- _TO BE DONE_: Reproduce every one of the following records line for line, with nothing altered.

- _RECORDS SHOWN_:
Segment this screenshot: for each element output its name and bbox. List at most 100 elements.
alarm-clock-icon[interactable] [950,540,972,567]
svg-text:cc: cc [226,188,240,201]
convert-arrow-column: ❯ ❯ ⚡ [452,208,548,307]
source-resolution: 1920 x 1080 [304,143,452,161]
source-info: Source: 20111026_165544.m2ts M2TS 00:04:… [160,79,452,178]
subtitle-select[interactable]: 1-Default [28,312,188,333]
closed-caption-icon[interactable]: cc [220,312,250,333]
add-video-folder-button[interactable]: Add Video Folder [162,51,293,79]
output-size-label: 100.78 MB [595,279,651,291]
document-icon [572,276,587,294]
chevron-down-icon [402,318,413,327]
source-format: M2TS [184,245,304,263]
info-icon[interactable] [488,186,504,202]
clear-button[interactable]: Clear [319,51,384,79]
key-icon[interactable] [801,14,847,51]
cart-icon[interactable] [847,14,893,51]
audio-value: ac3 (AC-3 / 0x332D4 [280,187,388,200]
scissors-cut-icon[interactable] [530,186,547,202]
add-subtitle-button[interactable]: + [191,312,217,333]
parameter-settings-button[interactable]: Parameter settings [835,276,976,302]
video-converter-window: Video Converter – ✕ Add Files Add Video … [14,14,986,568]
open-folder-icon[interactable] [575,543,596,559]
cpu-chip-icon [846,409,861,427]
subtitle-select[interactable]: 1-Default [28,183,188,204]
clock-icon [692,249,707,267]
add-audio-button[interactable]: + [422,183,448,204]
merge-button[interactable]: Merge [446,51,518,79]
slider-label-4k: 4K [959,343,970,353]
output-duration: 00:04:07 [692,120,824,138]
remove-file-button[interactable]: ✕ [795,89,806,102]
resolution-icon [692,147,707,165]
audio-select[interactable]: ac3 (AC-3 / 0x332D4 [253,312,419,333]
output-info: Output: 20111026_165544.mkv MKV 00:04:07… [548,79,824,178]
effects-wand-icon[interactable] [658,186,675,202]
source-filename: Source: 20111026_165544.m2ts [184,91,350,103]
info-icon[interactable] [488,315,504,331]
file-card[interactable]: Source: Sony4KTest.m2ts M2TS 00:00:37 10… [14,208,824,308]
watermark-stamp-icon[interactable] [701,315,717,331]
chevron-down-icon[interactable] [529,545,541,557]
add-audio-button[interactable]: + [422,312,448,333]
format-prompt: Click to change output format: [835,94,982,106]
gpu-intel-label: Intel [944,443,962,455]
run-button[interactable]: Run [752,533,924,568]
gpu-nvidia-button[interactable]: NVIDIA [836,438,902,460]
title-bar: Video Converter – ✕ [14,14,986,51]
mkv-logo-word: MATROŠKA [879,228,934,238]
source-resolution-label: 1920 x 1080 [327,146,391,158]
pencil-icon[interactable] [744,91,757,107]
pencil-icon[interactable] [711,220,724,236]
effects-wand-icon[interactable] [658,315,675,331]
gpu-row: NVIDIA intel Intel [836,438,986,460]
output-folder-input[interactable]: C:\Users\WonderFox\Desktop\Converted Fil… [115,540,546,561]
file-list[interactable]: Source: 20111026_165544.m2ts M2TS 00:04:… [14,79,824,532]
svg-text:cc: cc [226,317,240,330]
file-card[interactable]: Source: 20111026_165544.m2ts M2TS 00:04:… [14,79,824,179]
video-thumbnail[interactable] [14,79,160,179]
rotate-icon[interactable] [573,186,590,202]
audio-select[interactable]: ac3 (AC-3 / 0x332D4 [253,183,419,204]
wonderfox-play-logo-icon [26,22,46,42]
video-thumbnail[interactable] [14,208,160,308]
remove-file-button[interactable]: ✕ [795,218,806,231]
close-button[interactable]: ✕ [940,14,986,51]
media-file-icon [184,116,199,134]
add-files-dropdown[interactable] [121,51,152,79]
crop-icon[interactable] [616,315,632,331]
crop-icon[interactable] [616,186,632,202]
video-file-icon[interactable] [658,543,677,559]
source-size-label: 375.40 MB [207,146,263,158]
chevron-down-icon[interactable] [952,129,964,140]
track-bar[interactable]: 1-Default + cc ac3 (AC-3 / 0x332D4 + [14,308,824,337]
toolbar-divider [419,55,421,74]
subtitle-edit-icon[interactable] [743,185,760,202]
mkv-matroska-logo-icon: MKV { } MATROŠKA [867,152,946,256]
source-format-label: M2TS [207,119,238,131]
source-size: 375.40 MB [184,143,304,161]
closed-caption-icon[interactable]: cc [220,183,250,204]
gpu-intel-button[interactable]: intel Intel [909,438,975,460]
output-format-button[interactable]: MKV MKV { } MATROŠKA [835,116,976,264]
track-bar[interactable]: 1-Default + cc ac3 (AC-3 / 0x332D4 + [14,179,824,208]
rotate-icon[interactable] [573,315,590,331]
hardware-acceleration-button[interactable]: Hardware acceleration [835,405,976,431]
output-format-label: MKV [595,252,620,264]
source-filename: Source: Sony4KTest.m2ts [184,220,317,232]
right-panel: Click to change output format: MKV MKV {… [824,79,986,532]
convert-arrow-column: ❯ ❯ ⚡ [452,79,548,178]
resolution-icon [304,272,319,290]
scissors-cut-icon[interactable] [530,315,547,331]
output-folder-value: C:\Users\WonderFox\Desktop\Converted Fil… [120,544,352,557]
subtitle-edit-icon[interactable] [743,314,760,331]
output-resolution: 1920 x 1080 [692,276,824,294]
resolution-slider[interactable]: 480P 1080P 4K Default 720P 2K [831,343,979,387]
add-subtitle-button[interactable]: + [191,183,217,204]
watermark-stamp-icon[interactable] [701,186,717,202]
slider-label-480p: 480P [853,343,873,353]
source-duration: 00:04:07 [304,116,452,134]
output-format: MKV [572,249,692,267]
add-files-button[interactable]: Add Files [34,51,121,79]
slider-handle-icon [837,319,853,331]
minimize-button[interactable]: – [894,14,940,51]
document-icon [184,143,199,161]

- _EXPECTED OUTPUT_:
Segment this screenshot: for each element output its name and bbox. List at most 100 elements.
alarm-clock-icon[interactable] [950,540,972,567]
svg-text:cc: cc [226,188,240,201]
convert-arrow-column: ❯ ❯ ⚡ [452,208,548,307]
source-resolution: 1920 x 1080 [304,143,452,161]
source-info: Source: 20111026_165544.m2ts M2TS 00:04:… [160,79,452,178]
subtitle-select[interactable]: 1-Default [28,312,188,333]
closed-caption-icon[interactable]: cc [220,312,250,333]
add-video-folder-button[interactable]: Add Video Folder [162,51,293,79]
output-size-label: 100.78 MB [595,279,651,291]
document-icon [572,276,587,294]
chevron-down-icon [402,318,413,327]
source-format: M2TS [184,245,304,263]
info-icon[interactable] [488,186,504,202]
clear-button[interactable]: Clear [319,51,384,79]
key-icon[interactable] [801,14,847,51]
cart-icon[interactable] [847,14,893,51]
audio-value: ac3 (AC-3 / 0x332D4 [280,187,388,200]
scissors-cut-icon[interactable] [530,186,547,202]
add-subtitle-button[interactable]: + [191,312,217,333]
parameter-settings-button[interactable]: Parameter settings [835,276,976,302]
video-converter-window: Video Converter – ✕ Add Files Add Video … [14,14,986,568]
open-folder-icon[interactable] [575,543,596,559]
cpu-chip-icon [846,409,861,427]
subtitle-select[interactable]: 1-Default [28,183,188,204]
clock-icon [692,249,707,267]
add-audio-button[interactable]: + [422,183,448,204]
merge-button[interactable]: Merge [446,51,518,79]
slider-label-4k: 4K [959,343,970,353]
output-duration: 00:04:07 [692,120,824,138]
remove-file-button[interactable]: ✕ [795,89,806,102]
resolution-icon [692,147,707,165]
audio-select[interactable]: ac3 (AC-3 / 0x332D4 [253,312,419,333]
output-info: Output: 20111026_165544.mkv MKV 00:04:07… [548,79,824,178]
effects-wand-icon[interactable] [658,186,675,202]
source-filename: Source: 20111026_165544.m2ts [184,91,350,103]
info-icon[interactable] [488,315,504,331]
file-card[interactable]: Source: Sony4KTest.m2ts M2TS 00:00:37 10… [14,208,824,308]
watermark-stamp-icon[interactable] [701,315,717,331]
chevron-down-icon[interactable] [529,545,541,557]
add-audio-button[interactable]: + [422,312,448,333]
format-prompt: Click to change output format: [835,94,982,106]
gpu-intel-label: Intel [944,443,962,455]
run-button[interactable]: Run [752,533,924,568]
gpu-nvidia-button[interactable]: NVIDIA [836,438,902,460]
title-bar: Video Converter – ✕ [14,14,986,51]
mkv-logo-word: MATROŠKA [879,228,934,238]
source-resolution-label: 1920 x 1080 [327,146,391,158]
pencil-icon[interactable] [744,91,757,107]
pencil-icon[interactable] [711,220,724,236]
effects-wand-icon[interactable] [658,315,675,331]
gpu-row: NVIDIA intel Intel [836,438,986,460]
output-folder-input[interactable]: C:\Users\WonderFox\Desktop\Converted Fil… [115,540,546,561]
file-list[interactable]: Source: 20111026_165544.m2ts M2TS 00:04:… [14,79,824,532]
svg-text:cc: cc [226,317,240,330]
file-card[interactable]: Source: 20111026_165544.m2ts M2TS 00:04:… [14,79,824,179]
video-thumbnail[interactable] [14,79,160,179]
rotate-icon[interactable] [573,186,590,202]
audio-select[interactable]: ac3 (AC-3 / 0x332D4 [253,183,419,204]
wonderfox-play-logo-icon [26,22,46,42]
video-thumbnail[interactable] [14,208,160,308]
remove-file-button[interactable]: ✕ [795,218,806,231]
close-button[interactable]: ✕ [940,14,986,51]
media-file-icon [184,116,199,134]
add-files-dropdown[interactable] [121,51,152,79]
crop-icon[interactable] [616,315,632,331]
crop-icon[interactable] [616,186,632,202]
video-file-icon[interactable] [658,543,677,559]
source-size-label: 375.40 MB [207,146,263,158]
chevron-down-icon[interactable] [952,129,964,140]
track-bar[interactable]: 1-Default + cc ac3 (AC-3 / 0x332D4 + [14,308,824,337]
toolbar-divider [419,55,421,74]
subtitle-edit-icon[interactable] [743,185,760,202]
mkv-matroska-logo-icon: MKV { } MATROŠKA [867,152,946,256]
source-format-label: M2TS [207,119,238,131]
source-size: 375.40 MB [184,143,304,161]
closed-caption-icon[interactable]: cc [220,183,250,204]
gpu-intel-button[interactable]: intel Intel [909,438,975,460]
output-format-button[interactable]: MKV MKV { } MATROŠKA [835,116,976,264]
track-bar[interactable]: 1-Default + cc ac3 (AC-3 / 0x332D4 + [14,179,824,208]
rotate-icon[interactable] [573,315,590,331]
hardware-acceleration-button[interactable]: Hardware acceleration [835,405,976,431]
output-format-label: MKV [595,252,620,264]
source-filename: Source: Sony4KTest.m2ts [184,220,317,232]
right-panel: Click to change output format: MKV MKV {… [824,79,986,532]
convert-arrow-column: ❯ ❯ ⚡ [452,79,548,178]
resolution-icon [304,272,319,290]
scissors-cut-icon[interactable] [530,315,547,331]
output-folder-value: C:\Users\WonderFox\Desktop\Converted Fil… [120,544,352,557]
subtitle-edit-icon[interactable] [743,314,760,331]
output-resolution: 1920 x 1080 [692,276,824,294]
resolution-slider[interactable]: 480P 1080P 4K Default 720P 2K [831,343,979,387]
add-subtitle-button[interactable]: + [191,183,217,204]
watermark-stamp-icon[interactable] [701,186,717,202]
slider-label-480p: 480P [853,343,873,353]
source-duration: 00:04:07 [304,116,452,134]
output-format: MKV [572,249,692,267]
add-files-button[interactable]: Add Files [34,51,121,79]
slider-handle-icon [837,319,853,331]
minimize-button[interactable]: – [894,14,940,51]
document-icon [184,143,199,161]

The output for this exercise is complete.